Data entries
Start of Block

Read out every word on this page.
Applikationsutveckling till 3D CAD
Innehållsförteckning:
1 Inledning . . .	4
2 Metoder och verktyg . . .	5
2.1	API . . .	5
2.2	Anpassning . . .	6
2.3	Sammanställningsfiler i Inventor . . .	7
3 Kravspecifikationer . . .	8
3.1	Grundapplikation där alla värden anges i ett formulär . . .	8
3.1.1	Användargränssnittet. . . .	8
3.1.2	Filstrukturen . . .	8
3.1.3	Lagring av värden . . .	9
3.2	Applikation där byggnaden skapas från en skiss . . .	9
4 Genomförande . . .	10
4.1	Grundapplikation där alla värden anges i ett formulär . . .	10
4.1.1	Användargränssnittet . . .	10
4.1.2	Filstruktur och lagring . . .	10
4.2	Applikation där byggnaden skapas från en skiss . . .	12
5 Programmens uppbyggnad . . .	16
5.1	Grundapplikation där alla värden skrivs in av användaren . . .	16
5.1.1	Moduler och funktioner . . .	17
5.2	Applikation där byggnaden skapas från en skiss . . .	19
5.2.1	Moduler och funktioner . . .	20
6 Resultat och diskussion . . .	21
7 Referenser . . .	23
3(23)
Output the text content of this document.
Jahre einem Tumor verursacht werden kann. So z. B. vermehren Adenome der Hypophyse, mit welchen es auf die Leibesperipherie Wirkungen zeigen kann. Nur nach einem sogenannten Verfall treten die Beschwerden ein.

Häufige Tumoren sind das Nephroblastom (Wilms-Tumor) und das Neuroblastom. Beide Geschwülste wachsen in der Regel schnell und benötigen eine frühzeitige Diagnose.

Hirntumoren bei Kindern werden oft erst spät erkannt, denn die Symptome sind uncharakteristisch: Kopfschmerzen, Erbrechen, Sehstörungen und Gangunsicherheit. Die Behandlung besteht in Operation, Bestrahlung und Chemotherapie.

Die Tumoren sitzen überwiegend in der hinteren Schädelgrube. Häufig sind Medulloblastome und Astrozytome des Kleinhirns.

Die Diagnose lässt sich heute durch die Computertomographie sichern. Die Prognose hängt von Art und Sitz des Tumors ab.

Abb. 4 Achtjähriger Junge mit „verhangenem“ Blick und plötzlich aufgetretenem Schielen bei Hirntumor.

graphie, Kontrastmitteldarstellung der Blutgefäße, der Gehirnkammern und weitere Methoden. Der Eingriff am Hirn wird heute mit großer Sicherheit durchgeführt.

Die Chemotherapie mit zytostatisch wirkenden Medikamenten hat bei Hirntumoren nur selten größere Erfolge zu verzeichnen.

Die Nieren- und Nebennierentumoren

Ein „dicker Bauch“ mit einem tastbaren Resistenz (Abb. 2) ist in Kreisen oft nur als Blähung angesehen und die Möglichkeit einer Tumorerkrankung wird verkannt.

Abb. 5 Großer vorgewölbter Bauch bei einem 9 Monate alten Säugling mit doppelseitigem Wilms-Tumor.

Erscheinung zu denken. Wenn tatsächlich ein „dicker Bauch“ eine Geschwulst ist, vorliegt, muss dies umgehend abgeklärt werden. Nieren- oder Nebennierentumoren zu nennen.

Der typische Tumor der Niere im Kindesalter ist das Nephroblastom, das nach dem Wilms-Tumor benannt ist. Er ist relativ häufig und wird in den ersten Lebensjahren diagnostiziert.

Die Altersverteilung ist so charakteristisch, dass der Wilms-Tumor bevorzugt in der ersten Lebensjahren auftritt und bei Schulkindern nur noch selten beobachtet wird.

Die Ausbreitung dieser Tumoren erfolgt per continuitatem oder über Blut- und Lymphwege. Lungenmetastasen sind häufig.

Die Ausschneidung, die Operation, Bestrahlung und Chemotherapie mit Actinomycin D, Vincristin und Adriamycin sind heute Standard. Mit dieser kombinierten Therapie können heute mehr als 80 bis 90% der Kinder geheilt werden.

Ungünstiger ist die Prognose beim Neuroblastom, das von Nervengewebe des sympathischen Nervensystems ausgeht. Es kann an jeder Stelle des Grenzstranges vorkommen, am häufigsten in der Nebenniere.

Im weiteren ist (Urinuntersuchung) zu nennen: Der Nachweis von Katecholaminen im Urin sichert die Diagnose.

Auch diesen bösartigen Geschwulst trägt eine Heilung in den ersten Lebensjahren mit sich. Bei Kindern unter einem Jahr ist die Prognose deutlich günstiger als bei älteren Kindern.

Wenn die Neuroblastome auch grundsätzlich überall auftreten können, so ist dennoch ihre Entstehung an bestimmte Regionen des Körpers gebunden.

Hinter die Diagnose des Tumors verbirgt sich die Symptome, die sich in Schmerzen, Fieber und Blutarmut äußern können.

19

End of Block

Problem to solve = Nothing but a number is wanted here: please count the lines in the entries above that include the word "alla".

Solution to this exercise = 3